_Task:_
Quote the full listing word for word.

Collected data
---+---

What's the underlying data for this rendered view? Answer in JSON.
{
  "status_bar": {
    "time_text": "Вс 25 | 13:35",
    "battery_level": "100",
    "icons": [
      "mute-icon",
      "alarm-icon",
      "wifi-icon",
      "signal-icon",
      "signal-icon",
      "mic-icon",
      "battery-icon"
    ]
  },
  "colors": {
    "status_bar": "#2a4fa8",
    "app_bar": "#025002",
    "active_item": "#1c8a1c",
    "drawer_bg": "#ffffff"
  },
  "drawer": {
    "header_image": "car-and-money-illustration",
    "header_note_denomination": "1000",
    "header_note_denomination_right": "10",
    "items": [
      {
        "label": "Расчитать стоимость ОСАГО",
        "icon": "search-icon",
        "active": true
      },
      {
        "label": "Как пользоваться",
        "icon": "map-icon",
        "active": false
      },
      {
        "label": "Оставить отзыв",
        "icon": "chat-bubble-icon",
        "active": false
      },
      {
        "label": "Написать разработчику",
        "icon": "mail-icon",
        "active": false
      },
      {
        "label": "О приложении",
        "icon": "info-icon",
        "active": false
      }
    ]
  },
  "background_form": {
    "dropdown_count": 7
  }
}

---+---

_Expected answer:_
What's the underlying data for this rendered view? Answer in JSON.
{
  "status_bar": {
    "time_text": "Вс 25 | 13:35",
    "battery_level": "100",
    "icons": [
      "mute-icon",
      "alarm-icon",
      "wifi-icon",
      "signal-icon",
      "signal-icon",
      "mic-icon",
      "battery-icon"
    ]
  },
  "colors": {
    "status_bar": "#2a4fa8",
    "app_bar": "#025002",
    "active_item": "#1c8a1c",
    "drawer_bg": "#ffffff"
  },
  "drawer": {
    "header_image": "car-and-money-illustration",
    "header_note_denomination": "1000",
    "header_note_denomination_right": "10",
    "items": [
      {
        "label": "Расчитать стоимость ОСАГО",
        "icon": "search-icon",
        "active": true
      },
      {
        "label": "Как пользоваться",
        "icon": "map-icon",
        "active": false
      },
      {
        "label": "Оставить отзыв",
        "icon": "chat-bubble-icon",
        "active": false
      },
      {
        "label": "Написать разработчику",
        "icon": "mail-icon",
        "active": false
      },
      {
        "label": "О приложении",
        "icon": "info-icon",
        "active": false
      }
    ]
  },
  "background_form": {
    "dropdown_count": 7
  }
}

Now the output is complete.